▶ SET EXERCISE
Copy every line of the following data that includes the string "mean".

▶ DATA SECTION
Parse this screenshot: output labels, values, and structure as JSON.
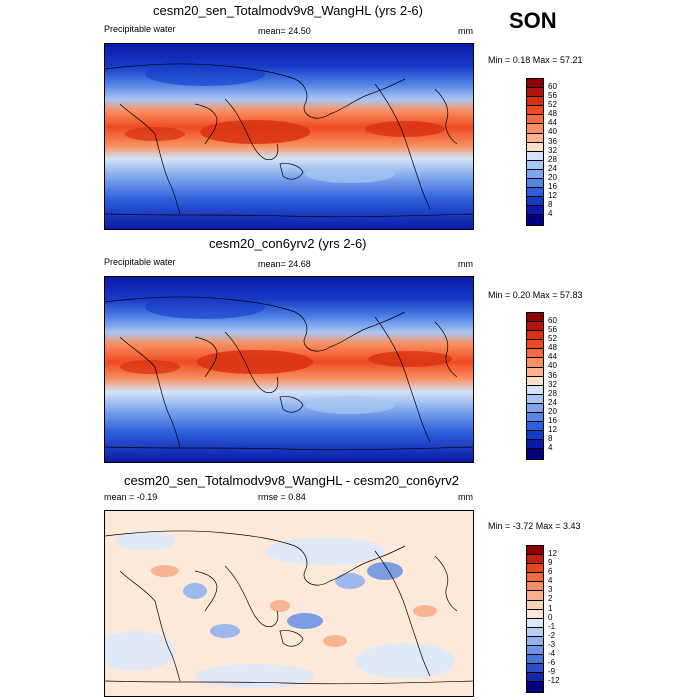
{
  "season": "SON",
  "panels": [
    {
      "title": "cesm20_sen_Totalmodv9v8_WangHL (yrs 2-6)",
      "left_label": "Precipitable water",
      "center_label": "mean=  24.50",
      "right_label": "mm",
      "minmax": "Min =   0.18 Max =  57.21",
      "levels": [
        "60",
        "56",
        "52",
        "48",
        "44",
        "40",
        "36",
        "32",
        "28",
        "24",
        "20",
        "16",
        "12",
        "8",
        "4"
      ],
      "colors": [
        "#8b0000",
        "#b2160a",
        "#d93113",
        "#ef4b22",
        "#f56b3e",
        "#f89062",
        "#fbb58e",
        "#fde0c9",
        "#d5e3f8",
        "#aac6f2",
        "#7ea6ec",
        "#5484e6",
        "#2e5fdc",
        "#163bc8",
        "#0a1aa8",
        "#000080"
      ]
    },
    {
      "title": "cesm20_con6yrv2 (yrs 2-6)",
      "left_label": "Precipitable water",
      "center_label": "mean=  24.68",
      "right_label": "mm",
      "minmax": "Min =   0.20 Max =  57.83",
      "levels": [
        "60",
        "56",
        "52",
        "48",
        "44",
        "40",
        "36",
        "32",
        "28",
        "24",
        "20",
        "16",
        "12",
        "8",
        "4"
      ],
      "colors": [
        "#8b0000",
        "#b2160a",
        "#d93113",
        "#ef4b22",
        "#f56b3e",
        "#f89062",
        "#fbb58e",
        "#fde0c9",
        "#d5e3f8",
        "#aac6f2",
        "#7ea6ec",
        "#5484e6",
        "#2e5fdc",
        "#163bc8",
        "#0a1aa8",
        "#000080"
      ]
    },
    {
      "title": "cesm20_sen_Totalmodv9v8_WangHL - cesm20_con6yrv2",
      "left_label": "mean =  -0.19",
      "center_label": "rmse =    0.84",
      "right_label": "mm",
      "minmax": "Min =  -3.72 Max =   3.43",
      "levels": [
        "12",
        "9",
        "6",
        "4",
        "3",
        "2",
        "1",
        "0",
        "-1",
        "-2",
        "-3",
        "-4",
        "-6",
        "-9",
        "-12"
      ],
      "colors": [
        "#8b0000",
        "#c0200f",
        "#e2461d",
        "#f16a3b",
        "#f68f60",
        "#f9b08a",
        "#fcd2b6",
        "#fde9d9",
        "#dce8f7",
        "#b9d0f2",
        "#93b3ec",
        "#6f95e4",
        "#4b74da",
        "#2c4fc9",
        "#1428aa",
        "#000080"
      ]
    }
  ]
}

▶ TASK RESPONSE
      "center_label": "mean=  24.50",
      "center_label": "mean=  24.68",
      "left_label": "mean =  -0.19",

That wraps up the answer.